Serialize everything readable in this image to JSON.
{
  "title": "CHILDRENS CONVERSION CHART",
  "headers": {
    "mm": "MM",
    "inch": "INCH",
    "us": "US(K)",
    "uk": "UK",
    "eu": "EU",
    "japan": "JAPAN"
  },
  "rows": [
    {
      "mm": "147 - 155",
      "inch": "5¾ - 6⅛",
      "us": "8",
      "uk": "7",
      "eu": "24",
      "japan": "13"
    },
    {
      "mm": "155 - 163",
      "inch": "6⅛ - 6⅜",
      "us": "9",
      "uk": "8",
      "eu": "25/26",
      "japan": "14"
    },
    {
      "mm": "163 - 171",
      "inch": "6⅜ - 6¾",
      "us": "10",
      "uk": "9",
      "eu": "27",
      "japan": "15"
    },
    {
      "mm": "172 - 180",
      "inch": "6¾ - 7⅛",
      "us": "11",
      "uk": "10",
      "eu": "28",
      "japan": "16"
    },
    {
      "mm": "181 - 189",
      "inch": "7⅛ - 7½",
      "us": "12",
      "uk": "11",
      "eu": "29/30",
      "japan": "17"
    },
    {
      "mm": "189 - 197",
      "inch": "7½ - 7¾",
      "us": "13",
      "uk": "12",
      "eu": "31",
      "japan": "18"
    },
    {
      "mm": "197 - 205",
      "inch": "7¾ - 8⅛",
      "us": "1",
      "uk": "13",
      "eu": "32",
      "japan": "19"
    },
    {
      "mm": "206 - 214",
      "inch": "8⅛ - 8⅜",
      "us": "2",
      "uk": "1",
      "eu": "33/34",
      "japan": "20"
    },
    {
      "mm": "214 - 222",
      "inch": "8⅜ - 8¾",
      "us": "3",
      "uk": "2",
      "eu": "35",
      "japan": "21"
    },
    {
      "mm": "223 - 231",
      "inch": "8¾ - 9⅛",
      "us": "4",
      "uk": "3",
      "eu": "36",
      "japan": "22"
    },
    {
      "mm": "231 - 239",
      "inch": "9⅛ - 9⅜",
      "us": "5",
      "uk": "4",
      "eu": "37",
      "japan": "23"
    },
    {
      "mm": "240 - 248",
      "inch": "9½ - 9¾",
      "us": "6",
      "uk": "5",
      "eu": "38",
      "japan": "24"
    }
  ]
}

----

* What is needed *
Reproduce the records above exactly as they appear.

* Result of the task *
Serialize everything readable in this image to JSON.
{
  "title": "CHILDRENS CONVERSION CHART",
  "headers": {
    "mm": "MM",
    "inch": "INCH",
    "us": "US(K)",
    "uk": "UK",
    "eu": "EU",
    "japan": "JAPAN"
  },
  "rows": [
    {
      "mm": "147 - 155",
      "inch": "5¾ - 6⅛",
      "us": "8",
      "uk": "7",
      "eu": "24",
      "japan": "13"
    },
    {
      "mm": "155 - 163",
      "inch": "6⅛ - 6⅜",
      "us": "9",
      "uk": "8",
      "eu": "25/26",
      "japan": "14"
    },
    {
      "mm": "163 - 171",
      "inch": "6⅜ - 6¾",
      "us": "10",
      "uk": "9",
      "eu": "27",
      "japan": "15"
    },
    {
      "mm": "172 - 180",
      "inch": "6¾ - 7⅛",
      "us": "11",
      "uk": "10",
      "eu": "28",
      "japan": "16"
    },
    {
      "mm": "181 - 189",
      "inch": "7⅛ - 7½",
      "us": "12",
      "uk": "11",
      "eu": "29/30",
      "japan": "17"
    },
    {
      "mm": "189 - 197",
      "inch": "7½ - 7¾",
      "us": "13",
      "uk": "12",
      "eu": "31",
      "japan": "18"
    },
    {
      "mm": "197 - 205",
      "inch": "7¾ - 8⅛",
      "us": "1",
      "uk": "13",
      "eu": "32",
      "japan": "19"
    },
    {
      "mm": "206 - 214",
      "inch": "8⅛ - 8⅜",
      "us": "2",
      "uk": "1",
      "eu": "33/34",
      "japan": "20"
    },
    {
      "mm": "214 - 222",
      "inch": "8⅜ - 8¾",
      "us": "3",
      "uk": "2",
      "eu": "35",
      "japan": "21"
    },
    {
      "mm": "223 - 231",
      "inch": "8¾ - 9⅛",
      "us": "4",
      "uk": "3",
      "eu": "36",
      "japan": "22"
    },
    {
      "mm": "231 - 239",
      "inch": "9⅛ - 9⅜",
      "us": "5",
      "uk": "4",
      "eu": "37",
      "japan": "23"
    },
    {
      "mm": "240 - 248",
      "inch": "9½ - 9¾",
      "us": "6",
      "uk": "5",
      "eu": "38",
      "japan": "24"
    }
  ]
}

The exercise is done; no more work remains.